-- start of Text extract --

Date: 09/29/98 at 21:30:33
From: Cag 
Subject: Transition Math

Dr. Math,

Why is there not a oneths place? My classmates and I were wondering.  
It is weird that decimals begin with tenths, hundredths, and so on.
We appreciate your help.

Thank you.


Date: 09/30/98 at 17:02:15
From: Doctor Peterson
Subject: Re: Transition Math

Hi, Cag. This is a good question. It could be answered by just saying 
"There isn't one, so accept it!", but it deserves some more thought.

Let's think about it a moment: What are "oneths"? A "oneth" would be 
1/1, so there already is a "oneths" place. It's called the ones' 
place. You don't need another. As I'll explain in a moment, this is a 
lot like the reason there is no -0: negative zero is the same as 
positive zero, so we only need one of them in the number line.

What you're noticing is that the place values don't seem symmetrical, 
or balanced. On the left we have 1, 10, 100, and so on. On the right 
we have 1/10, 1/100, and so on. Shouldn't everything on the right 
match up with something on the left, 1/10 with 10 and so on? Or to put 
it another way, when we convert, say, 1/1000 to decimals, we find that 
although 1000 has three zeroes, 0.001 has only two! Why can't it be 
simpler?

-- end of Text extract --

* Tasks to complete *
1: Copy the oneths-place exchange word for word, everything from "Why is there" down to "appreciate your help.".
2: In the oneths-place exchange, what does Doctor Peterson say a "oneth" would equal?
3: Write the next part of the oneths-place exchange, picking up after its last sentence.
You won't need the data for any of this.

-- start of Dataset rows --

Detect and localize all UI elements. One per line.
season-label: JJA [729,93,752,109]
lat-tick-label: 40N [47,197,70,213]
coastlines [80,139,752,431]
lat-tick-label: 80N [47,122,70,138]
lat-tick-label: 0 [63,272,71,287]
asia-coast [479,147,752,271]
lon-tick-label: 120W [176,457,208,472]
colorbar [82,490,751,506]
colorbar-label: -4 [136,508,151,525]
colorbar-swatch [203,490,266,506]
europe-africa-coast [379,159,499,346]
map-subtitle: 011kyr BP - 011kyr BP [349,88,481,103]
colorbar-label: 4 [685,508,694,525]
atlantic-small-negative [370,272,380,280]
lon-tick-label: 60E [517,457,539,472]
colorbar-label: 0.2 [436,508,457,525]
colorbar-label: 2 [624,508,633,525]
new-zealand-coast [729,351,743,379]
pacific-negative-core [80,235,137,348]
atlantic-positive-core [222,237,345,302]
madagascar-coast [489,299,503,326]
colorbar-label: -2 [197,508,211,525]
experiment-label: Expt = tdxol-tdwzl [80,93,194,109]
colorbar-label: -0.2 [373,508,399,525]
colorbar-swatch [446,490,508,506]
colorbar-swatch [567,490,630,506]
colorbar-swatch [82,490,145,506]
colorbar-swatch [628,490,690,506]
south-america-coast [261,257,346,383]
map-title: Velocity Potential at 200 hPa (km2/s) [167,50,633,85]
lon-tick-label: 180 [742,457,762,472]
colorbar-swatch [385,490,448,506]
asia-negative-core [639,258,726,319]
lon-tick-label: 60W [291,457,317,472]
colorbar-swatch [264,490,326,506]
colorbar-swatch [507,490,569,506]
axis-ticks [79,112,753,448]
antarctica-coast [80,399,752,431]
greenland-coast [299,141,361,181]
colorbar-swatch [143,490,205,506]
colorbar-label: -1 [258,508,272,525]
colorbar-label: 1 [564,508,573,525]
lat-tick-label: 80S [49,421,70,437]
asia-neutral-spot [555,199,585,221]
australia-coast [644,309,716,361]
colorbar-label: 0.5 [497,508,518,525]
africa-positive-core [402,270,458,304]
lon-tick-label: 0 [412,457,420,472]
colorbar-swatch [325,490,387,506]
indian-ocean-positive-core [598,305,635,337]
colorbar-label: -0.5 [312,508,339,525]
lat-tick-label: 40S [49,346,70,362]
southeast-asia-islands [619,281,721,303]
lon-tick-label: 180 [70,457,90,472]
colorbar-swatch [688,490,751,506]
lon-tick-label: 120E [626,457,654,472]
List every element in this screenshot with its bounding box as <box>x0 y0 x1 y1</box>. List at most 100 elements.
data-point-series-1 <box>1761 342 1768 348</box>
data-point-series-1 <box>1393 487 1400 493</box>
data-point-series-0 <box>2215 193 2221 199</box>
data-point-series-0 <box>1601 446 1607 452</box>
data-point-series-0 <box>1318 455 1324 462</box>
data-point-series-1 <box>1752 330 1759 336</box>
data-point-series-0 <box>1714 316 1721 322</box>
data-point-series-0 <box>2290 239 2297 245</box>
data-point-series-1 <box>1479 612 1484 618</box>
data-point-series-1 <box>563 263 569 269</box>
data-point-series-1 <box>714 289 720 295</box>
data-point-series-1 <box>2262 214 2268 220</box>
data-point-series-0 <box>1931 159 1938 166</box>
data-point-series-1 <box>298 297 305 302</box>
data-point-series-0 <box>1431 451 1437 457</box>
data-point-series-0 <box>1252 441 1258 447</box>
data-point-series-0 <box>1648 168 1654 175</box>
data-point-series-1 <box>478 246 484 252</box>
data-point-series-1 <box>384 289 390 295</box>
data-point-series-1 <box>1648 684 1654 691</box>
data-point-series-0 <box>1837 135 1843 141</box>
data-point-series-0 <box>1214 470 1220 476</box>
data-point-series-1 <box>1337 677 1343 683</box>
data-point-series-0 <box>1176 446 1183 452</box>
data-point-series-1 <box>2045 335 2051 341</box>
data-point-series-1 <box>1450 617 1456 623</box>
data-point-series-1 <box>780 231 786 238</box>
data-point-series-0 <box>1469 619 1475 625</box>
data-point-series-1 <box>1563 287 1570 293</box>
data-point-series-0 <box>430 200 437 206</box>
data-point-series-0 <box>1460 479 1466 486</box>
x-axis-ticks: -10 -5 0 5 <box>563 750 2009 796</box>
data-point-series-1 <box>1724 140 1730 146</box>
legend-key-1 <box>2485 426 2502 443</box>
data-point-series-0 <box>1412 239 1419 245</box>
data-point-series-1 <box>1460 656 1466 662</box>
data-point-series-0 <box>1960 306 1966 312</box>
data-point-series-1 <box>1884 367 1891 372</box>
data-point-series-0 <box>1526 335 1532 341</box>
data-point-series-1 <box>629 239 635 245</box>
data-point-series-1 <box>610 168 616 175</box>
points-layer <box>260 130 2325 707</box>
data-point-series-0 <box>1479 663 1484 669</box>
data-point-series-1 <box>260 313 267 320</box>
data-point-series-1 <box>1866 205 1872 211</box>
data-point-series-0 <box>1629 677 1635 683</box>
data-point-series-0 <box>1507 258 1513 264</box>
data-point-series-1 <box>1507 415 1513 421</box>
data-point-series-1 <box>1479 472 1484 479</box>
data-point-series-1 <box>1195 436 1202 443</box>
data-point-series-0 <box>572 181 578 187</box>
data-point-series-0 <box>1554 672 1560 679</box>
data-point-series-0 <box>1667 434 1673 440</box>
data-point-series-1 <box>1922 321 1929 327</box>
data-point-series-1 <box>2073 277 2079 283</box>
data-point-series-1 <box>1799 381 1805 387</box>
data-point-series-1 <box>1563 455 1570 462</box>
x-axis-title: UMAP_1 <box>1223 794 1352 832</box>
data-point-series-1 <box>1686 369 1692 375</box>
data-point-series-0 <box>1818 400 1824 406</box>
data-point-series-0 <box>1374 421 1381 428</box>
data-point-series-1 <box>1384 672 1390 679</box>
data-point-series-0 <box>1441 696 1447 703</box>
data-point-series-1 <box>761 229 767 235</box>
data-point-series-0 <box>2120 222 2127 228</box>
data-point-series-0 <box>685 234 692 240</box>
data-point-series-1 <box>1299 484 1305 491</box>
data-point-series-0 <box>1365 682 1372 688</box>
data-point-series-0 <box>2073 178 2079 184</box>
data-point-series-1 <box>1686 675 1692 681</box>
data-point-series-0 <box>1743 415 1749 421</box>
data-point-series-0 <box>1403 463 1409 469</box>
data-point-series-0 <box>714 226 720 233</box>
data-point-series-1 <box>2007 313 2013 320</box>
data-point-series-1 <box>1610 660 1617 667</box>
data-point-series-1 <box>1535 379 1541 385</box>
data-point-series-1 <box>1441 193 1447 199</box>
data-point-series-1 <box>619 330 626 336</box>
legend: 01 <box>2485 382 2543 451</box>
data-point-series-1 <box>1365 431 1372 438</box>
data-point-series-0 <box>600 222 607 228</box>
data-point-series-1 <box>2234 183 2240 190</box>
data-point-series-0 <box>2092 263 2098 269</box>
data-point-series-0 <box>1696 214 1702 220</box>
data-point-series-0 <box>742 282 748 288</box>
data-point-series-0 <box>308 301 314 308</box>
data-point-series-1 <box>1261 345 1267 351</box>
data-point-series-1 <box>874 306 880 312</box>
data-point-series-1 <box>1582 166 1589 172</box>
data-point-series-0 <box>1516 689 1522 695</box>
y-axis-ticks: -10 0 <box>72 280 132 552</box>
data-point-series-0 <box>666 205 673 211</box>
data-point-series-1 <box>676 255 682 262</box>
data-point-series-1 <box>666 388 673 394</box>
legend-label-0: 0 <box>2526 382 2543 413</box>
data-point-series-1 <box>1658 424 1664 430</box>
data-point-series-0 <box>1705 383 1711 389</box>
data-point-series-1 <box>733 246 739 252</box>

-- end of Dataset rows --

* Final answers *
1:
Why is there not a oneths place? My classmates and I were wondering.  
It is weird that decimals begin with tenths, hundredths, and so on.
We appreciate your help.

2: A "oneth" would be 1/1.

3:
Place values really are symmetrical. The problem is that the center is 
at the ones' place, not at the decimal point where we would like it to 
be. If you think of the ones as being in the middle, then as you move 
to the left, you multiply by 10 each time, and as you move to the 
right, you divide by 10 each time.

The trouble is caused by the decimal point: it's off-center. It was 
natural to put it to the right of the ones' place, to separate the 
fraction part of a number from the integer part, but that takes away 
the symmetry. What you have to do is to think of the ones' digit as 
special, and count places to the left or right of that. For example, 
1000 has two zeroes to the left of the ones', and 0.001 has two zeroes 
to the right of the ones'. The 1 in 1000 is three places to the left 
of the ones' place, and the 1 in 0.001 is three places to the right of 
the ones' place. If we wrote numbers by underlining the ones' place 
rather than putting a decimal point after it, there would be no 
confusion.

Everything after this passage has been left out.